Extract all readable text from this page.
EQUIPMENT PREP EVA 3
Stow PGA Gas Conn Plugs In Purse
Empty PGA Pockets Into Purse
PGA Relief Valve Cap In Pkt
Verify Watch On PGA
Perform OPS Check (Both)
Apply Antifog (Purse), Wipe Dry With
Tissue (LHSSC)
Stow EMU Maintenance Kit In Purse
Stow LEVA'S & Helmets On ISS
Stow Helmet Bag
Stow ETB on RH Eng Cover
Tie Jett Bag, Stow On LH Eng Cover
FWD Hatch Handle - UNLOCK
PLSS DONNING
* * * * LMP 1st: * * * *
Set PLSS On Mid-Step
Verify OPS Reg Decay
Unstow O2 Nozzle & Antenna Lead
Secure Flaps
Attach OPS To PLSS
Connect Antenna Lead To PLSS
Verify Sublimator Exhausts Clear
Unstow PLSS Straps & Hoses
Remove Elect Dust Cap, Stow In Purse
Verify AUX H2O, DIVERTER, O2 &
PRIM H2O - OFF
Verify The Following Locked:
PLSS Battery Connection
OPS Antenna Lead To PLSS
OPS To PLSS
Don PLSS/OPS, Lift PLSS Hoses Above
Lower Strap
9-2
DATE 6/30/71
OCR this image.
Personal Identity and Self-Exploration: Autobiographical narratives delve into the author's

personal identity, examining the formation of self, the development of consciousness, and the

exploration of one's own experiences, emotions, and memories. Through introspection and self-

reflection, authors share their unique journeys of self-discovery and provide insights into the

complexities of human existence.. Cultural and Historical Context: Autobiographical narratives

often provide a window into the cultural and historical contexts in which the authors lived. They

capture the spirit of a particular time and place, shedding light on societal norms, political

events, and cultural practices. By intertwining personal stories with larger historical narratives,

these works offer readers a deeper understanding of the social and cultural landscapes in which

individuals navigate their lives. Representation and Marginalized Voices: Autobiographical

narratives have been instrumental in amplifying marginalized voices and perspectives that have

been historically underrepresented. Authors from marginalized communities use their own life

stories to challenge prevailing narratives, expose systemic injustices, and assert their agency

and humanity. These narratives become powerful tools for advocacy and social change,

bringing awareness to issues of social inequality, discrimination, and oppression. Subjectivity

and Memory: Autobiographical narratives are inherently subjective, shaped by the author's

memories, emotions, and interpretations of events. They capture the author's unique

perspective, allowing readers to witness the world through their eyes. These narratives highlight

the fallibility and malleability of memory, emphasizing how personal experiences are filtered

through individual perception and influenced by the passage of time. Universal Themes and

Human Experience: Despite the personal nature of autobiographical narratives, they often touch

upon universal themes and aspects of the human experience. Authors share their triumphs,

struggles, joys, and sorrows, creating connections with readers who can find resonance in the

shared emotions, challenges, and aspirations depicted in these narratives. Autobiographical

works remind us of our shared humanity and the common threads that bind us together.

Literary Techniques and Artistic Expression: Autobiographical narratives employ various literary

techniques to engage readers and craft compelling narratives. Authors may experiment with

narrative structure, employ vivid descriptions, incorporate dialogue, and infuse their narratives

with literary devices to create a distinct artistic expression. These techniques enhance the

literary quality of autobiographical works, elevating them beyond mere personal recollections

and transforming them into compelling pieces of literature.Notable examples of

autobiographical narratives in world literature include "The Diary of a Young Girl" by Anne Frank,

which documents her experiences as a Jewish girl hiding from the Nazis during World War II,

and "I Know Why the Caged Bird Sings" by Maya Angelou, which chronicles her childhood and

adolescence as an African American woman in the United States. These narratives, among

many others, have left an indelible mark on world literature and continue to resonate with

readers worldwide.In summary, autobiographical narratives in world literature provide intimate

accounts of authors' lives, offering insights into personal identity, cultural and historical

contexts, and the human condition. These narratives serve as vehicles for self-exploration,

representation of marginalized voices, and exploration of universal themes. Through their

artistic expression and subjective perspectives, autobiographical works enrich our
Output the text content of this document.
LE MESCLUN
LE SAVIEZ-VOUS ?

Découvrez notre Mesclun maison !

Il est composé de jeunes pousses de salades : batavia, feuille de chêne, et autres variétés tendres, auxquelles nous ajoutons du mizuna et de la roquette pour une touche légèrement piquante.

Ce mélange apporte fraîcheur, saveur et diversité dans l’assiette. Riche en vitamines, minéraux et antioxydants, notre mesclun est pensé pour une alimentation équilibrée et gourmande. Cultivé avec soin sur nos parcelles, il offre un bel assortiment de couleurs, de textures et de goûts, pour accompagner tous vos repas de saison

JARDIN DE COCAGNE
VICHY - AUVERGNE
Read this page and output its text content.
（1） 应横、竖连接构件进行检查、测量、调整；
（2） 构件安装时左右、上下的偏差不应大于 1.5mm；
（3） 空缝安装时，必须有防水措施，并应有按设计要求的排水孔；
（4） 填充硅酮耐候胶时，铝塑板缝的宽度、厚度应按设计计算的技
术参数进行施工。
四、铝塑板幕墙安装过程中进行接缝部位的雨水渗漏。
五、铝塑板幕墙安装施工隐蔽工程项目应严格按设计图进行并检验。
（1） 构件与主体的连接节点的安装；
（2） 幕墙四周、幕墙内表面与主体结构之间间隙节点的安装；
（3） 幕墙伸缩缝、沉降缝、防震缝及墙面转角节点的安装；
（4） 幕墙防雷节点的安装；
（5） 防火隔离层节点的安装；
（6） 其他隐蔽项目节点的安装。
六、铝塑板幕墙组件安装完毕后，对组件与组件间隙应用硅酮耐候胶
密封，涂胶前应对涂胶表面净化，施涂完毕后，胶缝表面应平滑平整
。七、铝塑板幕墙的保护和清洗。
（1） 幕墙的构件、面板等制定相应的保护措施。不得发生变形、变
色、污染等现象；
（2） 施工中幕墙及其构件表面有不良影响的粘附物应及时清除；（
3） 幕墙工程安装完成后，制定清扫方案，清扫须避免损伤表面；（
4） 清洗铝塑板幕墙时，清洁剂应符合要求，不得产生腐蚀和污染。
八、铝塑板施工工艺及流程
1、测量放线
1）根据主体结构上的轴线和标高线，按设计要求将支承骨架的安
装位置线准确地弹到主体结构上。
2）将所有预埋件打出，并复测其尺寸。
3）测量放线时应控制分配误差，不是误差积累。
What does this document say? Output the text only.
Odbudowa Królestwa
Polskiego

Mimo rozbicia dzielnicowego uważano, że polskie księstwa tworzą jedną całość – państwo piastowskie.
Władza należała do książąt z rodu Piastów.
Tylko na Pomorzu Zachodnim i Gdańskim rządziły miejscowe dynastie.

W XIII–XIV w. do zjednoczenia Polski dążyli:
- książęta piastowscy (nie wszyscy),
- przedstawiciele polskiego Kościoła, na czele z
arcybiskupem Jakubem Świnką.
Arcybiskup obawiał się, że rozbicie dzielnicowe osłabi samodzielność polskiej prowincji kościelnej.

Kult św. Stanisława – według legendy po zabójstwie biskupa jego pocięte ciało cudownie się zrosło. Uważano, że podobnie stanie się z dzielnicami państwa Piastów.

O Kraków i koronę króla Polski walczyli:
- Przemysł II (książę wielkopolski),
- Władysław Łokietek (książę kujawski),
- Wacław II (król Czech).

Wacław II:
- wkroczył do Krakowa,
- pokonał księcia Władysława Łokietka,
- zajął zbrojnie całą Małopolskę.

**SET EXERCISE:** Make an exact copy of all the data.

**COMPLETED EXERCISE:**
Extract all readable text from this page.
EQUIPMENT PREP EVA 3
Stow PGA Gas Conn Plugs In Purse
Empty PGA Pockets Into Purse
PGA Relief Valve Cap In Pkt
Verify Watch On PGA
Perform OPS Check (Both)
Apply Antifog (Purse), Wipe Dry With
Tissue (LHSSC)
Stow EMU Maintenance Kit In Purse
Stow LEVA'S & Helmets On ISS
Stow Helmet Bag
Stow ETB on RH Eng Cover
Tie Jett Bag, Stow On LH Eng Cover
FWD Hatch Handle - UNLOCK
PLSS DONNING
* * * * LMP 1st: * * * *
Set PLSS On Mid-Step
Verify OPS Reg Decay
Unstow O2 Nozzle & Antenna Lead
Secure Flaps
Attach OPS To PLSS
Connect Antenna Lead To PLSS
Verify Sublimator Exhausts Clear
Unstow PLSS Straps & Hoses
Remove Elect Dust Cap, Stow In Purse
Verify AUX H2O, DIVERTER, O2 &
PRIM H2O - OFF
Verify The Following Locked:
PLSS Battery Connection
OPS Antenna Lead To PLSS
OPS To PLSS
Don PLSS/OPS, Lift PLSS Hoses Above
Lower Strap
9-2
DATE 6/30/71
OCR this image.
Personal Identity and Self-Exploration: Autobiographical narratives delve into the author's

personal identity, examining the formation of self, the development of consciousness, and the

exploration of one's own experiences, emotions, and memories. Through introspection and self-

reflection, authors share their unique journeys of self-discovery and provide insights into the

complexities of human existence.. Cultural and Historical Context: Autobiographical narratives

often provide a window into the cultural and historical contexts in which the authors lived. They

capture the spirit of a particular time and place, shedding light on societal norms, political

events, and cultural practices. By intertwining personal stories with larger historical narratives,

these works offer readers a deeper understanding of the social and cultural landscapes in which

individuals navigate their lives. Representation and Marginalized Voices: Autobiographical

narratives have been instrumental in amplifying marginalized voices and perspectives that have

been historically underrepresented. Authors from marginalized communities use their own life

stories to challenge prevailing narratives, expose systemic injustices, and assert their agency

and humanity. These narratives become powerful tools for advocacy and social change,

bringing awareness to issues of social inequality, discrimination, and oppression. Subjectivity

and Memory: Autobiographical narratives are inherently subjective, shaped by the author's

memories, emotions, and interpretations of events. They capture the author's unique

perspective, allowing readers to witness the world through their eyes. These narratives highlight

the fallibility and malleability of memory, emphasizing how personal experiences are filtered

through individual perception and influenced by the passage of time. Universal Themes and

Human Experience: Despite the personal nature of autobiographical narratives, they often touch

upon universal themes and aspects of the human experience. Authors share their triumphs,

struggles, joys, and sorrows, creating connections with readers who can find resonance in the

shared emotions, challenges, and aspirations depicted in these narratives. Autobiographical

works remind us of our shared humanity and the common threads that bind us together.

Literary Techniques and Artistic Expression: Autobiographical narratives employ various literary

techniques to engage readers and craft compelling narratives. Authors may experiment with

narrative structure, employ vivid descriptions, incorporate dialogue, and infuse their narratives

with literary devices to create a distinct artistic expression. These techniques enhance the

literary quality of autobiographical works, elevating them beyond mere personal recollections

and transforming them into compelling pieces of literature.Notable examples of

autobiographical narratives in world literature include "The Diary of a Young Girl" by Anne Frank,

which documents her experiences as a Jewish girl hiding from the Nazis during World War II,

and "I Know Why the Caged Bird Sings" by Maya Angelou, which chronicles her childhood and

adolescence as an African American woman in the United States. These narratives, among

many others, have left an indelible mark on world literature and continue to resonate with

readers worldwide.In summary, autobiographical narratives in world literature provide intimate

accounts of authors' lives, offering insights into personal identity, cultural and historical

contexts, and the human condition. These narratives serve as vehicles for self-exploration,

representation of marginalized voices, and exploration of universal themes. Through their

artistic expression and subjective perspectives, autobiographical works enrich our
Output the text content of this document.
LE MESCLUN
LE SAVIEZ-VOUS ?

Découvrez notre Mesclun maison !

Il est composé de jeunes pousses de salades : batavia, feuille de chêne, et autres variétés tendres, auxquelles nous ajoutons du mizuna et de la roquette pour une touche légèrement piquante.

Ce mélange apporte fraîcheur, saveur et diversité dans l’assiette. Riche en vitamines, minéraux et antioxydants, notre mesclun est pensé pour une alimentation équilibrée et gourmande. Cultivé avec soin sur nos parcelles, il offre un bel assortiment de couleurs, de textures et de goûts, pour accompagner tous vos repas de saison

JARDIN DE COCAGNE
VICHY - AUVERGNE
Read this page and output its text content.
（1） 应横、竖连接构件进行检查、测量、调整；
（2） 构件安装时左右、上下的偏差不应大于 1.5mm；
（3） 空缝安装时，必须有防水措施，并应有按设计要求的排水孔；
（4） 填充硅酮耐候胶时，铝塑板缝的宽度、厚度应按设计计算的技
术参数进行施工。
四、铝塑板幕墙安装过程中进行接缝部位的雨水渗漏。
五、铝塑板幕墙安装施工隐蔽工程项目应严格按设计图进行并检验。
（1） 构件与主体的连接节点的安装；
（2） 幕墙四周、幕墙内表面与主体结构之间间隙节点的安装；
（3） 幕墙伸缩缝、沉降缝、防震缝及墙面转角节点的安装；
（4） 幕墙防雷节点的安装；
（5） 防火隔离层节点的安装；
（6） 其他隐蔽项目节点的安装。
六、铝塑板幕墙组件安装完毕后，对组件与组件间隙应用硅酮耐候胶
密封，涂胶前应对涂胶表面净化，施涂完毕后，胶缝表面应平滑平整
。七、铝塑板幕墙的保护和清洗。
（1） 幕墙的构件、面板等制定相应的保护措施。不得发生变形、变
色、污染等现象；
（2） 施工中幕墙及其构件表面有不良影响的粘附物应及时清除；（
3） 幕墙工程安装完成后，制定清扫方案，清扫须避免损伤表面；（
4） 清洗铝塑板幕墙时，清洁剂应符合要求，不得产生腐蚀和污染。
八、铝塑板施工工艺及流程
1、测量放线
1）根据主体结构上的轴线和标高线，按设计要求将支承骨架的安
装位置线准确地弹到主体结构上。
2）将所有预埋件打出，并复测其尺寸。
3）测量放线时应控制分配误差，不是误差积累。
What does this document say? Output the text only.
Odbudowa Królestwa
Polskiego

Mimo rozbicia dzielnicowego uważano, że polskie księstwa tworzą jedną całość – państwo piastowskie.
Władza należała do książąt z rodu Piastów.
Tylko na Pomorzu Zachodnim i Gdańskim rządziły miejscowe dynastie.

W XIII–XIV w. do zjednoczenia Polski dążyli:
- książęta piastowscy (nie wszyscy),
- przedstawiciele polskiego Kościoła, na czele z
arcybiskupem Jakubem Świnką.
Arcybiskup obawiał się, że rozbicie dzielnicowe osłabi samodzielność polskiej prowincji kościelnej.

Kult św. Stanisława – według legendy po zabójstwie biskupa jego pocięte ciało cudownie się zrosło. Uważano, że podobnie stanie się z dzielnicami państwa Piastów.

O Kraków i koronę króla Polski walczyli:
- Przemysł II (książę wielkopolski),
- Władysław Łokietek (książę kujawski),
- Wacław II (król Czech).

Wacław II:
- wkroczył do Krakowa,
- pokonał księcia Władysława Łokietka,
- zajął zbrojnie całą Małopolskę.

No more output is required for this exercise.